## Aim
Give the listing again character for character, but drop the images.

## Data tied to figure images
----
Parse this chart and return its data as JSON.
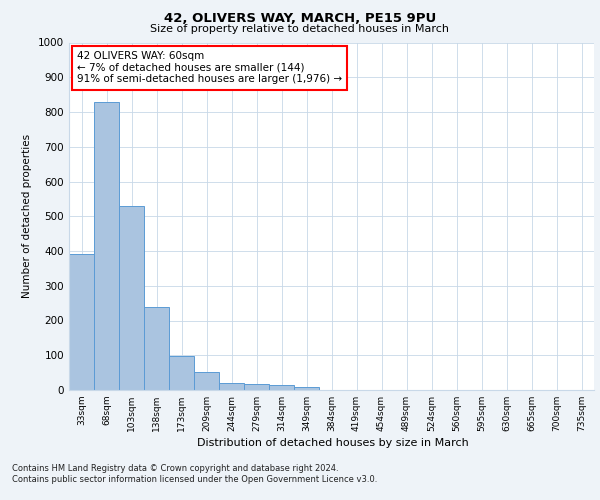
{
  "title": "42, OLIVERS WAY, MARCH, PE15 9PU",
  "subtitle": "Size of property relative to detached houses in March",
  "xlabel": "Distribution of detached houses by size in March",
  "ylabel": "Number of detached properties",
  "bar_labels": [
    "33sqm",
    "68sqm",
    "103sqm",
    "138sqm",
    "173sqm",
    "209sqm",
    "244sqm",
    "279sqm",
    "314sqm",
    "349sqm",
    "384sqm",
    "419sqm",
    "454sqm",
    "489sqm",
    "524sqm",
    "560sqm",
    "595sqm",
    "630sqm",
    "665sqm",
    "700sqm",
    "735sqm"
  ],
  "bar_values": [
    390,
    830,
    530,
    240,
    97,
    52,
    20,
    18,
    15,
    10,
    0,
    0,
    0,
    0,
    0,
    0,
    0,
    0,
    0,
    0,
    0
  ],
  "bar_color": "#aac4e0",
  "bar_edge_color": "#5b9bd5",
  "ylim": [
    0,
    1000
  ],
  "yticks": [
    0,
    100,
    200,
    300,
    400,
    500,
    600,
    700,
    800,
    900,
    1000
  ],
  "annotation_text": "42 OLIVERS WAY: 60sqm\n← 7% of detached houses are smaller (144)\n91% of semi-detached houses are larger (1,976) →",
  "footnote1": "Contains HM Land Registry data © Crown copyright and database right 2024.",
  "footnote2": "Contains public sector information licensed under the Open Government Licence v3.0.",
  "bg_color": "#eef3f8",
  "plot_bg_color": "#ffffff",
  "grid_color": "#c8d8e8"
}
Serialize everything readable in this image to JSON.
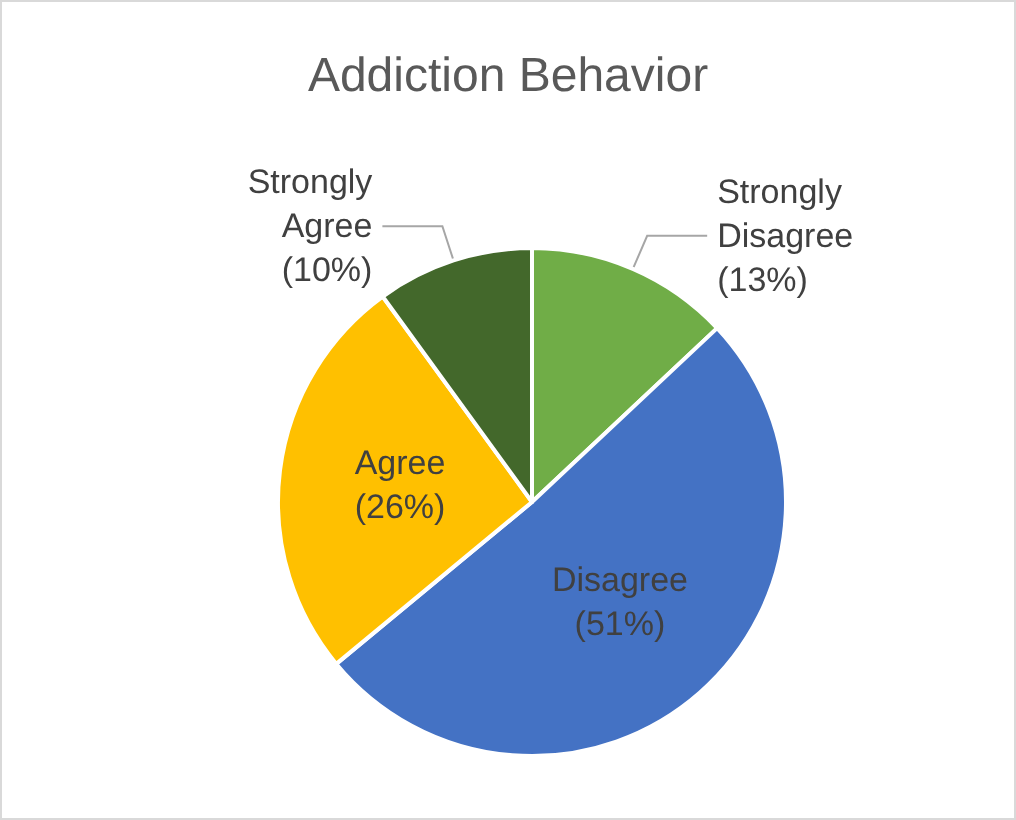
{
  "chart_data": {
    "type": "pie",
    "title": "Addiction Behavior",
    "categories": [
      "Strongly Disagree",
      "Disagree",
      "Agree",
      "Strongly Agree"
    ],
    "values": [
      13,
      51,
      26,
      10
    ],
    "colors": [
      "#70ad47",
      "#4472c4",
      "#ffc000",
      "#43682b"
    ],
    "value_labels": [
      "(13%)",
      "(51%)",
      "(26%)",
      "(10%)"
    ],
    "legend": false
  }
}
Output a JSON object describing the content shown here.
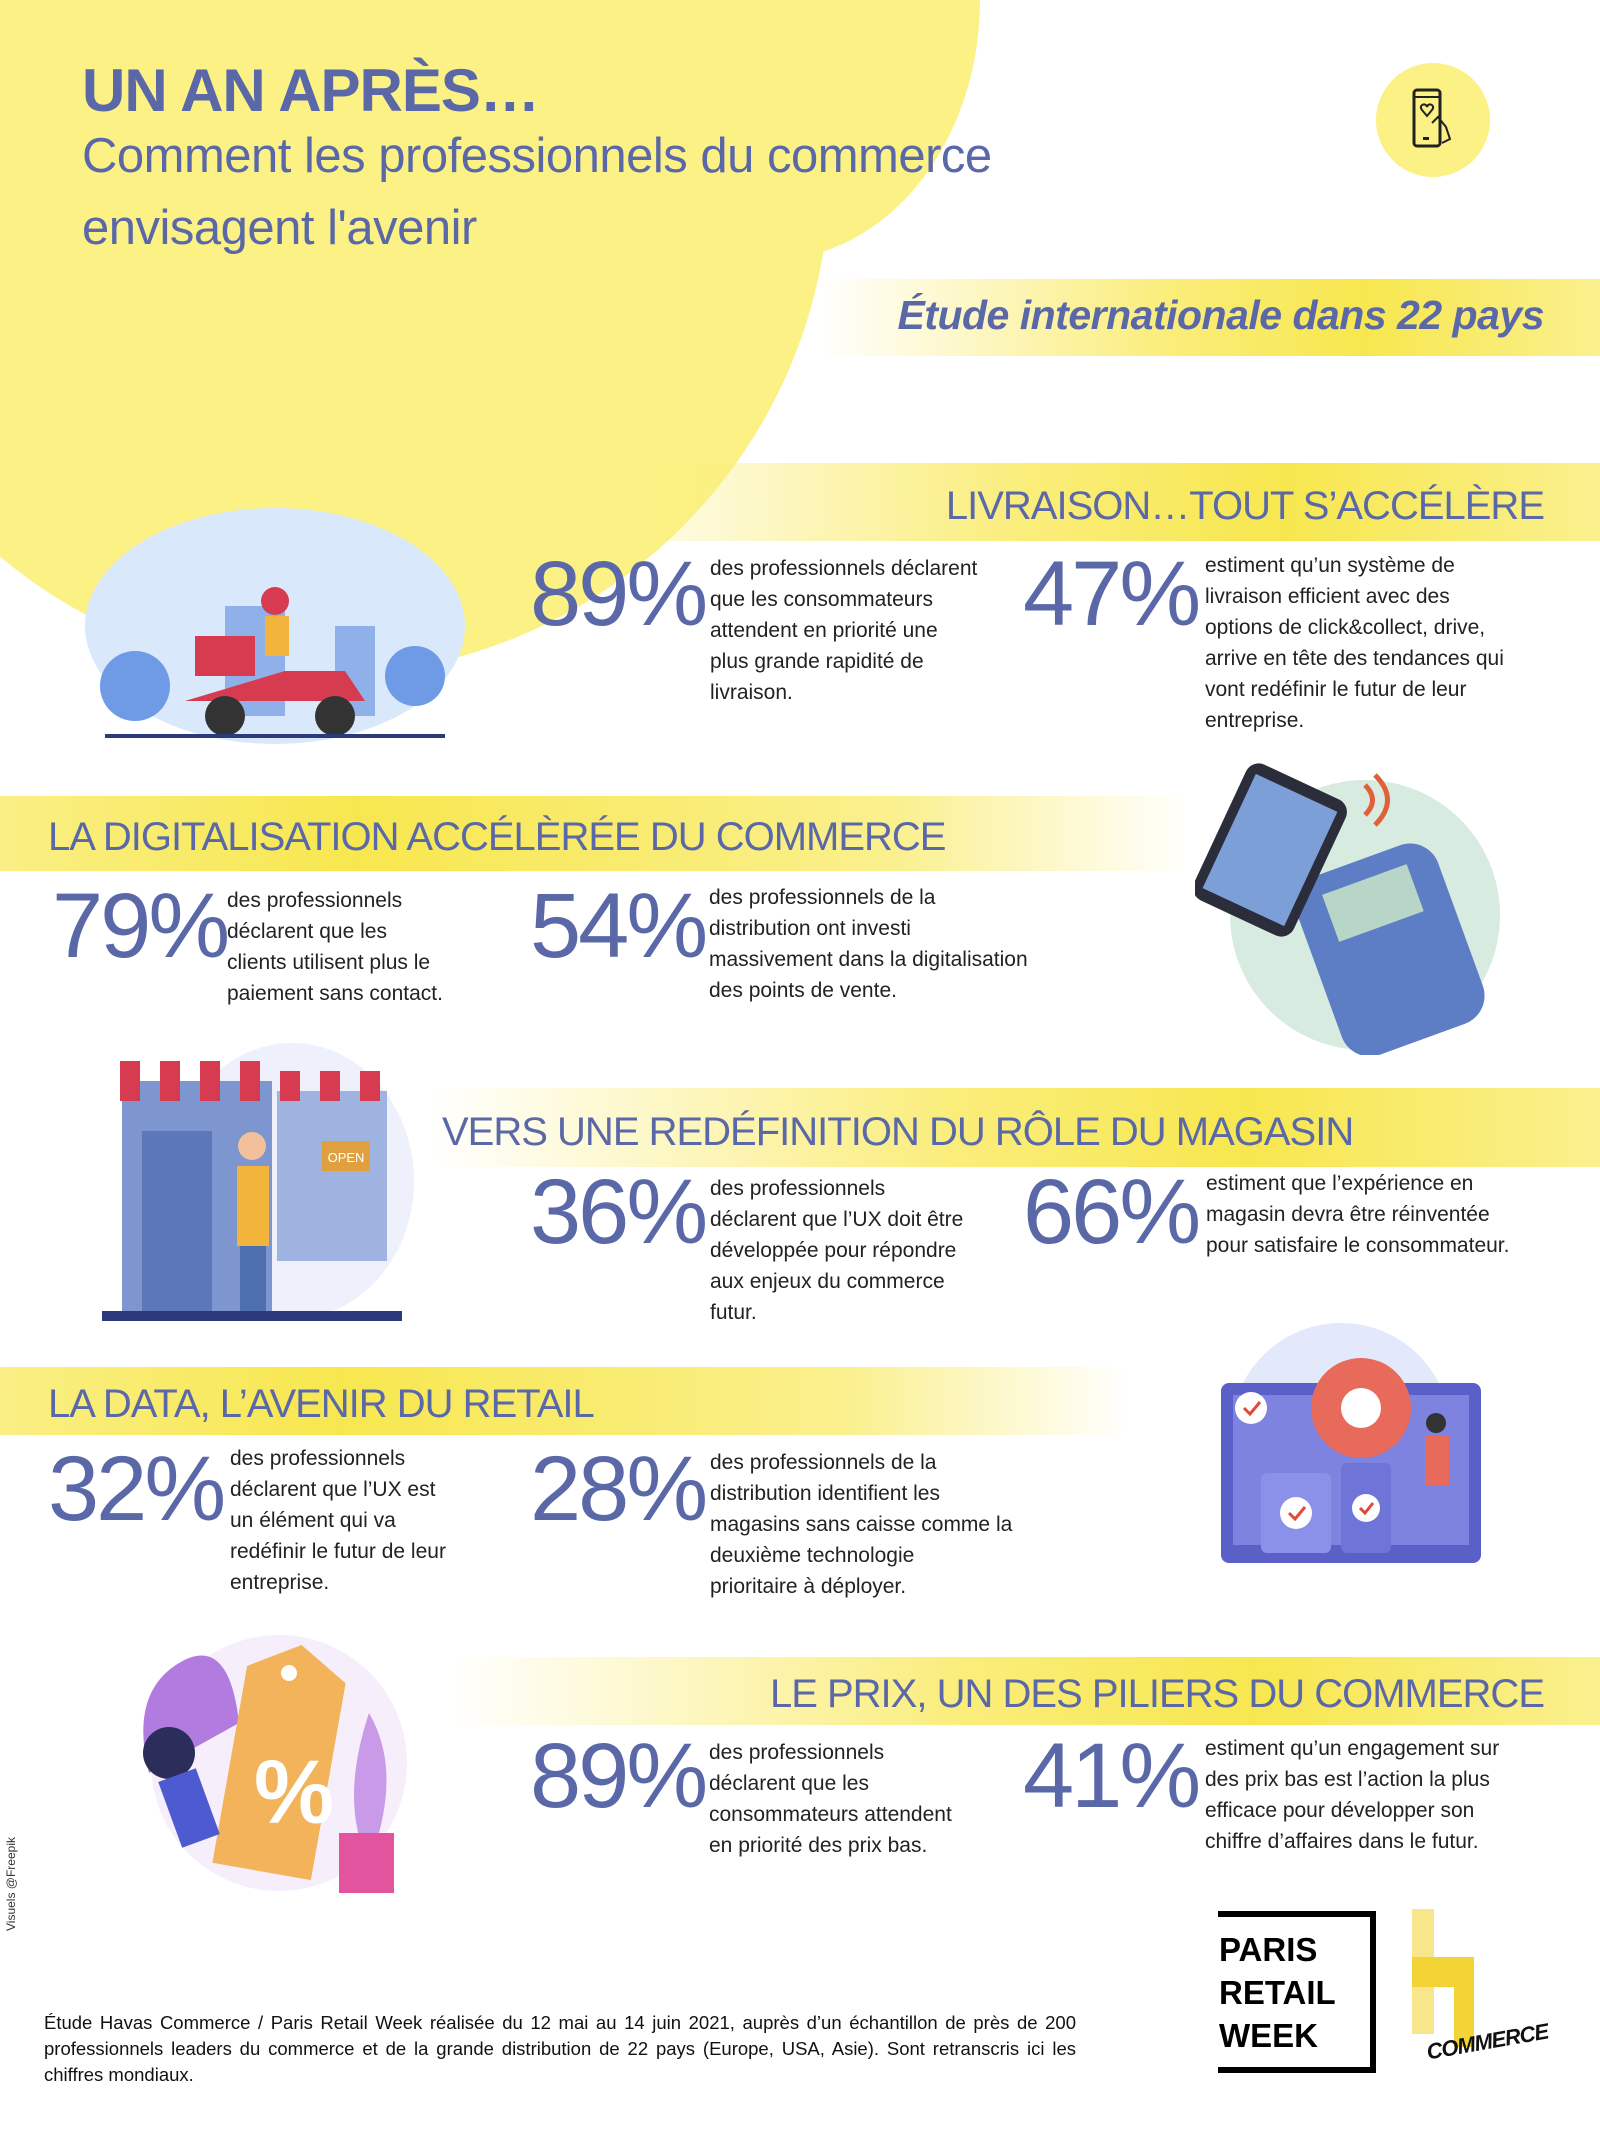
{
  "header": {
    "title": "UN AN APRÈS…",
    "subtitle_lines": [
      "Comment les professionnels du commerce",
      "envisagent l'avenir"
    ],
    "study_banner": "Étude internationale dans 22 pays",
    "icon": "phone-heart-touch-icon"
  },
  "colors": {
    "accent": "#5a68a8",
    "yellow": "#f7e74f",
    "text": "#222222"
  },
  "sections": [
    {
      "title": "LIVRAISON…TOUT S’ACCÉLÈRE",
      "illustration": "delivery-scooter-illustration",
      "stats": [
        {
          "value": "89%",
          "lines": [
            "des professionnels déclarent",
            "que les consommateurs",
            "attendent en priorité une",
            "plus grande rapidité de",
            "livraison."
          ]
        },
        {
          "value": "47%",
          "lines": [
            "estiment qu’un système de",
            "livraison efficient avec des",
            "options de click&collect, drive,",
            "arrive en tête des tendances qui",
            "vont redéfinir le futur de leur",
            "entreprise."
          ]
        }
      ]
    },
    {
      "title": "LA DIGITALISATION ACCÉLÈRÉE DU COMMERCE",
      "illustration": "contactless-payment-terminal-illustration",
      "stats": [
        {
          "value": "79%",
          "lines": [
            "des professionnels",
            "déclarent que les",
            "clients utilisent plus le",
            "paiement sans contact."
          ]
        },
        {
          "value": "54%",
          "lines": [
            "des professionnels de la",
            "distribution ont investi",
            "massivement dans la digitalisation",
            "des points de vente."
          ]
        }
      ]
    },
    {
      "title": "VERS UNE REDÉFINITION DU RÔLE DU MAGASIN",
      "illustration": "open-store-shopkeeper-illustration",
      "store_sign": "OPEN",
      "stats": [
        {
          "value": "36%",
          "lines": [
            "des professionnels",
            "déclarent que l’UX doit être",
            "développée pour répondre",
            "aux enjeux du commerce",
            "futur."
          ]
        },
        {
          "value": "66%",
          "lines": [
            "estiment que l’expérience en",
            "magasin devra être réinventée",
            "pour satisfaire le consommateur."
          ]
        }
      ]
    },
    {
      "title": "LA DATA, L’AVENIR DU RETAIL",
      "illustration": "data-devices-gear-illustration",
      "stats": [
        {
          "value": "32%",
          "lines": [
            "des professionnels",
            "déclarent que l’UX est",
            "un élément qui va",
            "redéfinir le futur de leur",
            "entreprise."
          ]
        },
        {
          "value": "28%",
          "lines": [
            "des professionnels de la",
            "distribution identifient les",
            "magasins sans caisse comme la",
            "deuxième technologie",
            "prioritaire à déployer."
          ]
        }
      ]
    },
    {
      "title": "LE PRIX, UN DES PILIERS DU COMMERCE",
      "illustration": "discount-tag-shopper-illustration",
      "stats": [
        {
          "value": "89%",
          "lines": [
            "des professionnels",
            "déclarent que les",
            "consommateurs attendent",
            "en priorité des prix bas."
          ]
        },
        {
          "value": "41%",
          "lines": [
            "estiment qu’un engagement sur",
            "des prix bas est l’action la plus",
            "efficace pour développer son",
            "chiffre d’affaires dans le futur."
          ]
        }
      ]
    }
  ],
  "credit": "Visuels @Freepik",
  "footer": "Étude Havas Commerce / Paris Retail Week réalisée du 12 mai au 14 juin 2021, auprès d’un échantillon de près de 200 professionnels leaders du commerce et de la grande distribution de 22 pays (Europe, USA, Asie). Sont retranscris ici les chiffres mondiaux.",
  "logos": {
    "paris_retail_week": [
      "PARIS",
      "RETAIL",
      "WEEK"
    ],
    "havas_commerce": "COMMERCE"
  }
}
----
## Task answer
Parse this chart and return its data as JSON.
{
  "title": "42, OLIVERS WAY, MARCH, PE15 9PU",
  "subtitle": "Size of property relative to detached houses in March",
  "xlabel": "Distribution of detached houses by size in March",
  "ylabel": "Number of detached properties",
  "bar_labels": [
    "33sqm",
    "68sqm",
    "103sqm",
    "138sqm",
    "173sqm",
    "209sqm",
    "244sqm",
    "279sqm",
    "314sqm",
    "349sqm",
    "384sqm",
    "419sqm",
    "454sqm",
    "489sqm",
    "524sqm",
    "560sqm",
    "595sqm",
    "630sqm",
    "665sqm",
    "700sqm",
    "735sqm"
  ],
  "bar_values": [
    390,
    830,
    530,
    240,
    97,
    52,
    20,
    18,
    15,
    10,
    0,
    0,
    0,
    0,
    0,
    0,
    0,
    0,
    0,
    0,
    0
  ],
  "bar_color": "#aac4e0",
  "bar_edge_color": "#5b9bd5",
  "ylim": [
    0,
    1000
  ],
  "yticks": [
    0,
    100,
    200,
    300,
    400,
    500,
    600,
    700,
    800,
    900,
    1000
  ],
  "annotation_text": "42 OLIVERS WAY: 60sqm\n← 7% of detached houses are smaller (144)\n91% of semi-detached houses are larger (1,976) →",
  "footnote1": "Contains HM Land Registry data © Crown copyright and database right 2024.",
  "footnote2": "Contains public sector information licensed under the Open Government Licence v3.0.",
  "bg_color": "#eef3f8",
  "plot_bg_color": "#ffffff",
  "grid_color": "#c8d8e8"
}
Serialize everything readable in this image to JSON.
{
  "chart_data": {
    "type": "pie",
    "title": "Addiction Behavior",
    "categories": [
      "Strongly Disagree",
      "Disagree",
      "Agree",
      "Strongly Agree"
    ],
    "values": [
      13,
      51,
      26,
      10
    ],
    "colors": [
      "#70ad47",
      "#4472c4",
      "#ffc000",
      "#43682b"
    ],
    "value_labels": [
      "(13%)",
      "(51%)",
      "(26%)",
      "(10%)"
    ],
    "legend": false
  }
}
Output a JSON object describing the content shown here.
{
  "header": {
    "title": "UN AN APRÈS…",
    "subtitle_lines": [
      "Comment les professionnels du commerce",
      "envisagent l'avenir"
    ],
    "study_banner": "Étude internationale dans 22 pays",
    "icon": "phone-heart-touch-icon"
  },
  "colors": {
    "accent": "#5a68a8",
    "yellow": "#f7e74f",
    "text": "#222222"
  },
  "sections": [
    {
      "title": "LIVRAISON…TOUT S’ACCÉLÈRE",
      "illustration": "delivery-scooter-illustration",
      "stats": [
        {
          "value": "89%",
          "lines": [
            "des professionnels déclarent",
            "que les consommateurs",
            "attendent en priorité une",
            "plus grande rapidité de",
            "livraison."
          ]
        },
        {
          "value": "47%",
          "lines": [
            "estiment qu’un système de",
            "livraison efficient avec des",
            "options de click&collect, drive,",
            "arrive en tête des tendances qui",
            "vont redéfinir le futur de leur",
            "entreprise."
          ]
        }
      ]
    },
    {
      "title": "LA DIGITALISATION ACCÉLÈRÉE DU COMMERCE",
      "illustration": "contactless-payment-terminal-illustration",
      "stats": [
        {
          "value": "79%",
          "lines": [
            "des professionnels",
            "déclarent que les",
            "clients utilisent plus le",
            "paiement sans contact."
          ]
        },
        {
          "value": "54%",
          "lines": [
            "des professionnels de la",
            "distribution ont investi",
            "massivement dans la digitalisation",
            "des points de vente."
          ]
        }
      ]
    },
    {
      "title": "VERS UNE REDÉFINITION DU RÔLE DU MAGASIN",
      "illustration": "open-store-shopkeeper-illustration",
      "store_sign": "OPEN",
      "stats": [
        {
          "value": "36%",
          "lines": [
            "des professionnels",
            "déclarent que l’UX doit être",
            "développée pour répondre",
            "aux enjeux du commerce",
            "futur."
          ]
        },
        {
          "value": "66%",
          "lines": [
            "estiment que l’expérience en",
            "magasin devra être réinventée",
            "pour satisfaire le consommateur."
          ]
        }
      ]
    },
    {
      "title": "LA DATA, L’AVENIR DU RETAIL",
      "illustration": "data-devices-gear-illustration",
      "stats": [
        {
          "value": "32%",
          "lines": [
            "des professionnels",
            "déclarent que l’UX est",
            "un élément qui va",
            "redéfinir le futur de leur",
            "entreprise."
          ]
        },
        {
          "value": "28%",
          "lines": [
            "des professionnels de la",
            "distribution identifient les",
            "magasins sans caisse comme la",
            "deuxième technologie",
            "prioritaire à déployer."
          ]
        }
      ]
    },
    {
      "title": "LE PRIX, UN DES PILIERS DU COMMERCE",
      "illustration": "discount-tag-shopper-illustration",
      "stats": [
        {
          "value": "89%",
          "lines": [
            "des professionnels",
            "déclarent que les",
            "consommateurs attendent",
            "en priorité des prix bas."
          ]
        },
        {
          "value": "41%",
          "lines": [
            "estiment qu’un engagement sur",
            "des prix bas est l’action la plus",
            "efficace pour développer son",
            "chiffre d’affaires dans le futur."
          ]
        }
      ]
    }
  ],
  "credit": "Visuels @Freepik",
  "footer": "Étude Havas Commerce / Paris Retail Week réalisée du 12 mai au 14 juin 2021, auprès d’un échantillon de près de 200 professionnels leaders du commerce et de la grande distribution de 22 pays (Europe, USA, Asie). Sont retranscris ici les chiffres mondiaux.",
  "logos": {
    "paris_retail_week": [
      "PARIS",
      "RETAIL",
      "WEEK"
    ],
    "havas_commerce": "COMMERCE"
  }
}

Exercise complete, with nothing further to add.